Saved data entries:

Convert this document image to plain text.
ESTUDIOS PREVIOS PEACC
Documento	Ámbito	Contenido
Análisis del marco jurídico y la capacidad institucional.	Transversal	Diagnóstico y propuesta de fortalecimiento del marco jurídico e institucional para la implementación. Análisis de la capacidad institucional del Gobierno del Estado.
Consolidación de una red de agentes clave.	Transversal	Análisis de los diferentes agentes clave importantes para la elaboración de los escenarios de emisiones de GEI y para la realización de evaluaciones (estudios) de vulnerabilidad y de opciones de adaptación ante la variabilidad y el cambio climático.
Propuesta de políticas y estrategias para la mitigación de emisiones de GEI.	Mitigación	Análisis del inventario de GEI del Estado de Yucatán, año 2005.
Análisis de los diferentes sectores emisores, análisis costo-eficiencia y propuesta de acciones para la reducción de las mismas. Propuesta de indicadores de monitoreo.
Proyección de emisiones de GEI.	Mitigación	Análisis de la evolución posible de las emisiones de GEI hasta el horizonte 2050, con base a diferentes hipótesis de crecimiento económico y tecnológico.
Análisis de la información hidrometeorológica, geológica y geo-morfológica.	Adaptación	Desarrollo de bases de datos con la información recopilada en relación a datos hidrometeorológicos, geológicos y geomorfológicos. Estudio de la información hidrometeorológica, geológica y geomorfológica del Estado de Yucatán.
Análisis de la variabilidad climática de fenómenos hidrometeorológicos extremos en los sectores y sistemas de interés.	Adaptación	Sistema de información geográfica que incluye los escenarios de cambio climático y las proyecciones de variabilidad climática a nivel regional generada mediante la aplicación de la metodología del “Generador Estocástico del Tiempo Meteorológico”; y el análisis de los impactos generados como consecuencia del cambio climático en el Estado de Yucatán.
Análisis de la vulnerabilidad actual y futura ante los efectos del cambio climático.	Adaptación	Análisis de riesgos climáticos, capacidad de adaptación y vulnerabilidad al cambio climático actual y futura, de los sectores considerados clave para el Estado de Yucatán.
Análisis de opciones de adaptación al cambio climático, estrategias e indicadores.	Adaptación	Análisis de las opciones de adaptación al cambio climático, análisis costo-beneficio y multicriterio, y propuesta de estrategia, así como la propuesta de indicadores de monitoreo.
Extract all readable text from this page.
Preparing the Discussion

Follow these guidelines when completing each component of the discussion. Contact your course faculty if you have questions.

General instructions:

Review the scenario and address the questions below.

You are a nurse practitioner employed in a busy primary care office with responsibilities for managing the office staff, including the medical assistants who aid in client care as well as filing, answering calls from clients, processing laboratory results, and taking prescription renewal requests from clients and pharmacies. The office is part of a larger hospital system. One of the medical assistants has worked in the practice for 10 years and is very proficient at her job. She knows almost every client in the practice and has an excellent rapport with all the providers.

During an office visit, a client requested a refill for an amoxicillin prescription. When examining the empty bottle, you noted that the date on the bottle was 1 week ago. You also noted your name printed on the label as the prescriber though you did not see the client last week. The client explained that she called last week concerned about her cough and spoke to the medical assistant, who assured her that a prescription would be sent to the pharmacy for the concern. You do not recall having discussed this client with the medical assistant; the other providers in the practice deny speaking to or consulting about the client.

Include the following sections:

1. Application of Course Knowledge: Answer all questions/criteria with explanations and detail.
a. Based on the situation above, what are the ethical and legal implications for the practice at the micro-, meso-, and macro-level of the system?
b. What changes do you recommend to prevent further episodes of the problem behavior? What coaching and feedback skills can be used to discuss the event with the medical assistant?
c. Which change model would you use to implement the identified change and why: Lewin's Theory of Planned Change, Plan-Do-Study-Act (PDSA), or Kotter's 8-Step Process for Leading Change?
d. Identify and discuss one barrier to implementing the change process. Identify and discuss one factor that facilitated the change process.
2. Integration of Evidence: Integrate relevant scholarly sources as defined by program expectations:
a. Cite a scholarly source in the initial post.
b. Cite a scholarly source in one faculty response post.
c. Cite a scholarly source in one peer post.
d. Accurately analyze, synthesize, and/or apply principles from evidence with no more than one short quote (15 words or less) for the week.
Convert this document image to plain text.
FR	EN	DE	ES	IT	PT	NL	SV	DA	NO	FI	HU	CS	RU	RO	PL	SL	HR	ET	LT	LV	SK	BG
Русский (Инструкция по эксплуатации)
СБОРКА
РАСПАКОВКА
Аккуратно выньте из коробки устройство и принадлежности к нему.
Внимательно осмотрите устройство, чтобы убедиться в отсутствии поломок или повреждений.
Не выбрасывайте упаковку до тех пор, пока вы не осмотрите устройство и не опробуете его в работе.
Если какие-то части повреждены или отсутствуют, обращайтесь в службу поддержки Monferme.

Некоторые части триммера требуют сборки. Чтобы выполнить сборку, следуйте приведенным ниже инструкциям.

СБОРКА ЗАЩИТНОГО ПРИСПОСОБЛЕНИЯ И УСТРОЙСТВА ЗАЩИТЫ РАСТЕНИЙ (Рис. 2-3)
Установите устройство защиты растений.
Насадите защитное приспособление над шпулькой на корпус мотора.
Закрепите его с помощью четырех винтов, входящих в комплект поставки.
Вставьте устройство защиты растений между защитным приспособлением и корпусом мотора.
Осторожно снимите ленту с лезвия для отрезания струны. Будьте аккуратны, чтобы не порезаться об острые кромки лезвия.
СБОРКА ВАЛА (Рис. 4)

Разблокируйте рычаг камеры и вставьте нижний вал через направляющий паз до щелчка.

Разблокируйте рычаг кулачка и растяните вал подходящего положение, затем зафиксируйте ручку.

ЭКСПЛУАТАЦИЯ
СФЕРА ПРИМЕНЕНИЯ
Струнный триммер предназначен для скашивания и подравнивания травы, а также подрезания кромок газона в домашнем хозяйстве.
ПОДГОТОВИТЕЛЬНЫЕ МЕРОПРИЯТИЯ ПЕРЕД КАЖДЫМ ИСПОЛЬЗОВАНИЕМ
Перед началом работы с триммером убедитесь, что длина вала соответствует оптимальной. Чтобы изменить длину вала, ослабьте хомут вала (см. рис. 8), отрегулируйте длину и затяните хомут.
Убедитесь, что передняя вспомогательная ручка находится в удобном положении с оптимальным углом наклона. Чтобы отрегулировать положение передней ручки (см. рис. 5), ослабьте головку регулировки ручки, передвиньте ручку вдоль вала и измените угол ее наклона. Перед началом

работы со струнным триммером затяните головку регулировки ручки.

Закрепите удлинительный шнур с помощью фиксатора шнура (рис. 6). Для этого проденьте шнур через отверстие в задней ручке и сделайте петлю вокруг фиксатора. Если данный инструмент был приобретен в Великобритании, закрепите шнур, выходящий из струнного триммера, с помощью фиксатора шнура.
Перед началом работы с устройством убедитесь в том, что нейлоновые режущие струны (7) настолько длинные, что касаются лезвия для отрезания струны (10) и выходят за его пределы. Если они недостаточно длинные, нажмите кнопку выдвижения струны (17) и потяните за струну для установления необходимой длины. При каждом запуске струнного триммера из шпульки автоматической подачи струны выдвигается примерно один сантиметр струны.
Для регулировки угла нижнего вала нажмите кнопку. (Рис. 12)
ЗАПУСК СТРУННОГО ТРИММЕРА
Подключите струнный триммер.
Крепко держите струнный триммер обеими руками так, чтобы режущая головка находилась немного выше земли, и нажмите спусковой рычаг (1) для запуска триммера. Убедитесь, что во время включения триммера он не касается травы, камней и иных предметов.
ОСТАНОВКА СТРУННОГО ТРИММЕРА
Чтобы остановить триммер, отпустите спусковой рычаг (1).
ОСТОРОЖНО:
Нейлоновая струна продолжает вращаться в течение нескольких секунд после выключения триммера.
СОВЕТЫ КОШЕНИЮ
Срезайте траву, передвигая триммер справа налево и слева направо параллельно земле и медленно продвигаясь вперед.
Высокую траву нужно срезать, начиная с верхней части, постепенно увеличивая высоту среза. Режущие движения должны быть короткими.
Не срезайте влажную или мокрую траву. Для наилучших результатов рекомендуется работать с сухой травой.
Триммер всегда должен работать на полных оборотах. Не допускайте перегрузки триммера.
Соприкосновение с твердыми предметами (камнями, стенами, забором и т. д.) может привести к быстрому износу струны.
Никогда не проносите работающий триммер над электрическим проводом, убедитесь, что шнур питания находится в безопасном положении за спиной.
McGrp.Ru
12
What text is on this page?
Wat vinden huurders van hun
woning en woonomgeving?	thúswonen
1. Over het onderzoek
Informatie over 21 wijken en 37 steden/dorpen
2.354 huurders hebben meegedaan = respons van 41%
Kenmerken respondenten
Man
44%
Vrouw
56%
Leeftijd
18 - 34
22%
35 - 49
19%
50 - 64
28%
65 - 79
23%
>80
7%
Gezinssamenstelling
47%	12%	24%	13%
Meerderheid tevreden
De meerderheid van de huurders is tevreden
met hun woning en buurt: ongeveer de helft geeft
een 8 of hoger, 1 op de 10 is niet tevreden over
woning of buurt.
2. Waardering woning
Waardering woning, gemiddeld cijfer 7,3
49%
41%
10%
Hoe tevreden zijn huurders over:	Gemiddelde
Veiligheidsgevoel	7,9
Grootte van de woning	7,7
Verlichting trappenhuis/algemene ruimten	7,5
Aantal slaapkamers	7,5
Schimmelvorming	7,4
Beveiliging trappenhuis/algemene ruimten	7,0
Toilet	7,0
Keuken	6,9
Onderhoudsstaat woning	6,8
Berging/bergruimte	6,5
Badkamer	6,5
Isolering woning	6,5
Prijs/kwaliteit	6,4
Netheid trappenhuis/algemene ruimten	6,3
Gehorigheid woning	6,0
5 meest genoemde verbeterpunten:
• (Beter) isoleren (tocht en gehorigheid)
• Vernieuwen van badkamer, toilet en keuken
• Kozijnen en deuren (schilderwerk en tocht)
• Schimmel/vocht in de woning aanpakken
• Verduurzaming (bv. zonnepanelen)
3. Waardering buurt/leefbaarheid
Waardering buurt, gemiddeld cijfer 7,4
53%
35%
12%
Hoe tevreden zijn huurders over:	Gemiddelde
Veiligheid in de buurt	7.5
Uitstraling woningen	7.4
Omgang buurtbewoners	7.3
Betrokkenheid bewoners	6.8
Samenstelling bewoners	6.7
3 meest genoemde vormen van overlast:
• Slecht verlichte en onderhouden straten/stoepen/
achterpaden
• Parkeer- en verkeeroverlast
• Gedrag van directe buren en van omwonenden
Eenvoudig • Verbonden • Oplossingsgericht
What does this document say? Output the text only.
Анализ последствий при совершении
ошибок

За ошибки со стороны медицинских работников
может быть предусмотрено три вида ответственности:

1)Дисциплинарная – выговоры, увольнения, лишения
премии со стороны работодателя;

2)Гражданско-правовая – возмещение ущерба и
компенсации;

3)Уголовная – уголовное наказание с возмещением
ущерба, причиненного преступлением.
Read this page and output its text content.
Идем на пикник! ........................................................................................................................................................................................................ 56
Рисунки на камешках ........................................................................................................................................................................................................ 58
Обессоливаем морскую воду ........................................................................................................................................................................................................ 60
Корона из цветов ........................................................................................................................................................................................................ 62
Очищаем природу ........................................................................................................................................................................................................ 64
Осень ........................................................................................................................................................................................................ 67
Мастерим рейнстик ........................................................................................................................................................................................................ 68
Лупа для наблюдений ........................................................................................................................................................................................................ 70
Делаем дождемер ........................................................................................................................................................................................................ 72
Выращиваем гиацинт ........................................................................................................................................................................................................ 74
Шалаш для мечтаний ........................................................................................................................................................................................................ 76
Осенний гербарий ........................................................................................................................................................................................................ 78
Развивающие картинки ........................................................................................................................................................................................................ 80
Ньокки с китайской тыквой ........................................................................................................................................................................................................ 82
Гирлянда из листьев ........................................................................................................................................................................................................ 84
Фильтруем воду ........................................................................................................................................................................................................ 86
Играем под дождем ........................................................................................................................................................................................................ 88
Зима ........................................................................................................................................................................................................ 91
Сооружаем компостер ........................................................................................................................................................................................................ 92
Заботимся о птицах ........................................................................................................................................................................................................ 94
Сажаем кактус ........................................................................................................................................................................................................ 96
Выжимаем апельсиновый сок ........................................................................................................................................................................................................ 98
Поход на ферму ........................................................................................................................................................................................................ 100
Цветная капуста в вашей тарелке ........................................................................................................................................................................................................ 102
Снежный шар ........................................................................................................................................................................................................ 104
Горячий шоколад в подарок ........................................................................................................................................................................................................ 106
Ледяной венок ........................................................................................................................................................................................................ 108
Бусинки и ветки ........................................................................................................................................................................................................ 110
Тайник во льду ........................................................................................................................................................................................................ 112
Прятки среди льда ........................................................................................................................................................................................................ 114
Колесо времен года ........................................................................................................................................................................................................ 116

What is asked: Say how many lines in the records hold "через", with the number as the whole reply.

Complete response: 2